Every line below should be copied exactly; drop the pictures.
::: Task input
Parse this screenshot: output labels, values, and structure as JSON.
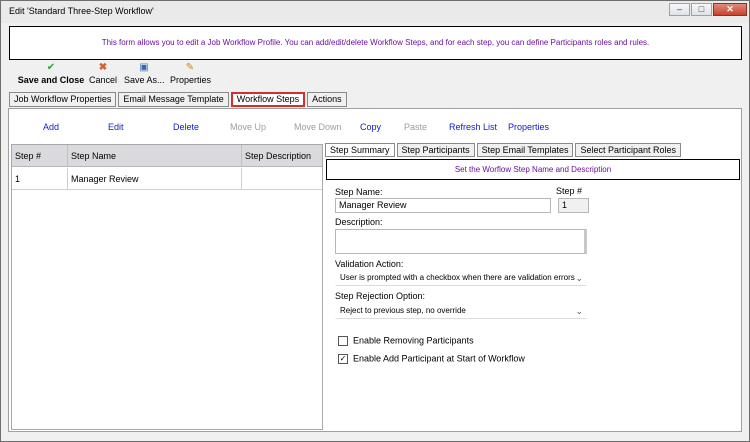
{
  "window": {
    "title": "Edit 'Standard Three-Step Workflow'",
    "minimize_glyph": "–",
    "maximize_glyph": "□",
    "close_glyph": "✕"
  },
  "info_text": "This form allows you to edit a Job Workflow Profile. You can add/edit/delete Workflow Steps, and for each step, you can define Participants roles and rules.",
  "toolbar": {
    "save_close": "Save and Close",
    "cancel": "Cancel",
    "save_as": "Save As...",
    "properties": "Properties",
    "icons": {
      "save_close": "checkmark-circle-icon",
      "cancel": "x-icon",
      "save_as": "floppy-disk-icon",
      "properties": "properties-icon"
    }
  },
  "main_tabs": [
    {
      "label": "Job Workflow Properties"
    },
    {
      "label": "Email Message Template"
    },
    {
      "label": "Workflow Steps",
      "active": true
    },
    {
      "label": "Actions"
    }
  ],
  "actions": [
    {
      "label": "Add",
      "enabled": true
    },
    {
      "label": "Edit",
      "enabled": true
    },
    {
      "label": "Delete",
      "enabled": true
    },
    {
      "label": "Move Up",
      "enabled": false
    },
    {
      "label": "Move Down",
      "enabled": false
    },
    {
      "label": "Copy",
      "enabled": true
    },
    {
      "label": "Paste",
      "enabled": false
    },
    {
      "label": "Refresh List",
      "enabled": true
    },
    {
      "label": "Properties",
      "enabled": true
    }
  ],
  "grid": {
    "columns": [
      "Step #",
      "Step Name",
      "Step Description"
    ],
    "rows": [
      [
        "1",
        "Manager Review",
        ""
      ]
    ]
  },
  "sub_tabs": [
    {
      "label": "Step Summary",
      "active": true
    },
    {
      "label": "Step Participants"
    },
    {
      "label": "Step Email Templates"
    },
    {
      "label": "Select Participant Roles"
    }
  ],
  "sub_info": "Set the Worflow Step Name and Description",
  "form": {
    "step_name_label": "Step Name:",
    "step_name_value": "Manager Review",
    "step_num_label": "Step #",
    "step_num_value": "1",
    "description_label": "Description:",
    "description_value": "",
    "validation_label": "Validation Action:",
    "validation_value": "User is prompted with a checkbox when there are validation errors",
    "rejection_label": "Step Rejection Option:",
    "rejection_value": "Reject to previous step, no override",
    "enable_removing_label": "Enable Removing Participants",
    "enable_removing_checked": false,
    "enable_add_label": "Enable Add Participant at Start of Workflow",
    "enable_add_checked": true,
    "dropdown_glyph": "⌄",
    "check_glyph": "✓"
  },
  "colors": {
    "info_text": "#6a0fa0",
    "link": "#1020c8",
    "disabled": "#9d9d9d",
    "active_tab_border": "#d42f2f"
  }
}
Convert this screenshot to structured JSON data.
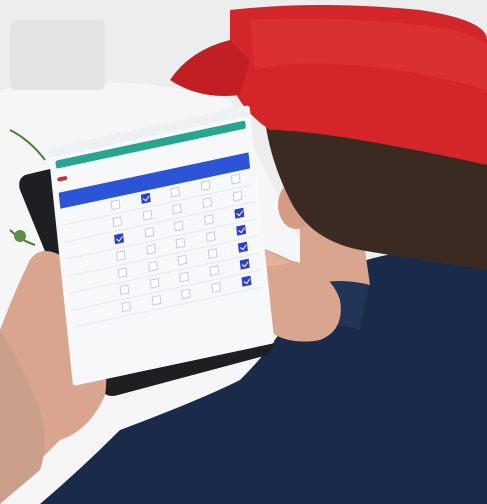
{
  "photo": {
    "subject": "",
    "screen": {
      "top_bar_label": "",
      "red_button_label": "",
      "subheading": "",
      "table": {
        "columns": [
          "",
          "",
          "",
          "",
          ""
        ],
        "rows": [
          {
            "label": "",
            "checked": [
              false,
              true,
              false,
              false,
              false
            ]
          },
          {
            "label": "",
            "checked": [
              false,
              false,
              false,
              false,
              false
            ]
          },
          {
            "label": "",
            "checked": [
              true,
              false,
              false,
              false,
              true
            ]
          },
          {
            "label": "",
            "checked": [
              false,
              false,
              false,
              false,
              true
            ]
          },
          {
            "label": "",
            "checked": [
              false,
              false,
              false,
              false,
              true
            ]
          },
          {
            "label": "",
            "checked": [
              false,
              false,
              false,
              false,
              true
            ]
          },
          {
            "label": "",
            "checked": [
              false,
              false,
              false,
              false,
              true
            ]
          }
        ]
      }
    }
  },
  "colors": {
    "cap_red": "#d3252a",
    "shirt_navy": "#1a2a4a",
    "tablet_bezel": "#1e1f23",
    "screen_bg": "#f7f8fa",
    "table_header_blue": "#2b55d6",
    "checkbox_blue": "#2f3fd1",
    "teal_bar": "#26a58f",
    "red_button": "#cf2b2b"
  }
}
::::::
## Finished exercise
Parse this screenshot: output labels, values, and structure as JSON.
{
  "window": {
    "title": "Edit 'Standard Three-Step Workflow'",
    "minimize_glyph": "–",
    "maximize_glyph": "□",
    "close_glyph": "✕"
  },
  "info_text": "This form allows you to edit a Job Workflow Profile. You can add/edit/delete Workflow Steps, and for each step, you can define Participants roles and rules.",
  "toolbar": {
    "save_close": "Save and Close",
    "cancel": "Cancel",
    "save_as": "Save As...",
    "properties": "Properties",
    "icons": {
      "save_close": "checkmark-circle-icon",
      "cancel": "x-icon",
      "save_as": "floppy-disk-icon",
      "properties": "properties-icon"
    }
  },
  "main_tabs": [
    {
      "label": "Job Workflow Properties"
    },
    {
      "label": "Email Message Template"
    },
    {
      "label": "Workflow Steps",
      "active": true
    },
    {
      "label": "Actions"
    }
  ],
  "actions": [
    {
      "label": "Add",
      "enabled": true
    },
    {
      "label": "Edit",
      "enabled": true
    },
    {
      "label": "Delete",
      "enabled": true
    },
    {
      "label": "Move Up",
      "enabled": false
    },
    {
      "label": "Move Down",
      "enabled": false
    },
    {
      "label": "Copy",
      "enabled": true
    },
    {
      "label": "Paste",
      "enabled": false
    },
    {
      "label": "Refresh List",
      "enabled": true
    },
    {
      "label": "Properties",
      "enabled": true
    }
  ],
  "grid": {
    "columns": [
      "Step #",
      "Step Name",
      "Step Description"
    ],
    "rows": [
      [
        "1",
        "Manager Review",
        ""
      ]
    ]
  },
  "sub_tabs": [
    {
      "label": "Step Summary",
      "active": true
    },
    {
      "label": "Step Participants"
    },
    {
      "label": "Step Email Templates"
    },
    {
      "label": "Select Participant Roles"
    }
  ],
  "sub_info": "Set the Worflow Step Name and Description",
  "form": {
    "step_name_label": "Step Name:",
    "step_name_value": "Manager Review",
    "step_num_label": "Step #",
    "step_num_value": "1",
    "description_label": "Description:",
    "description_value": "",
    "validation_label": "Validation Action:",
    "validation_value": "User is prompted with a checkbox when there are validation errors",
    "rejection_label": "Step Rejection Option:",
    "rejection_value": "Reject to previous step, no override",
    "enable_removing_label": "Enable Removing Participants",
    "enable_removing_checked": false,
    "enable_add_label": "Enable Add Participant at Start of Workflow",
    "enable_add_checked": true,
    "dropdown_glyph": "⌄",
    "check_glyph": "✓"
  },
  "colors": {
    "info_text": "#6a0fa0",
    "link": "#1020c8",
    "disabled": "#9d9d9d",
    "active_tab_border": "#d42f2f"
  }
}
Convert this screenshot to structured JSON data.
{
  "photo": {
    "subject": "",
    "screen": {
      "top_bar_label": "",
      "red_button_label": "",
      "subheading": "",
      "table": {
        "columns": [
          "",
          "",
          "",
          "",
          ""
        ],
        "rows": [
          {
            "label": "",
            "checked": [
              false,
              true,
              false,
              false,
              false
            ]
          },
          {
            "label": "",
            "checked": [
              false,
              false,
              false,
              false,
              false
            ]
          },
          {
            "label": "",
            "checked": [
              true,
              false,
              false,
              false,
              true
            ]
          },
          {
            "label": "",
            "checked": [
              false,
              false,
              false,
              false,
              true
            ]
          },
          {
            "label": "",
            "checked": [
              false,
              false,
              false,
              false,
              true
            ]
          },
          {
            "label": "",
            "checked": [
              false,
              false,
              false,
              false,
              true
            ]
          },
          {
            "label": "",
            "checked": [
              false,
              false,
              false,
              false,
              true
            ]
          }
        ]
      }
    }
  },
  "colors": {
    "cap_red": "#d3252a",
    "shirt_navy": "#1a2a4a",
    "tablet_bezel": "#1e1f23",
    "screen_bg": "#f7f8fa",
    "table_header_blue": "#2b55d6",
    "checkbox_blue": "#2f3fd1",
    "teal_bar": "#26a58f",
    "red_button": "#cf2b2b"
  }
}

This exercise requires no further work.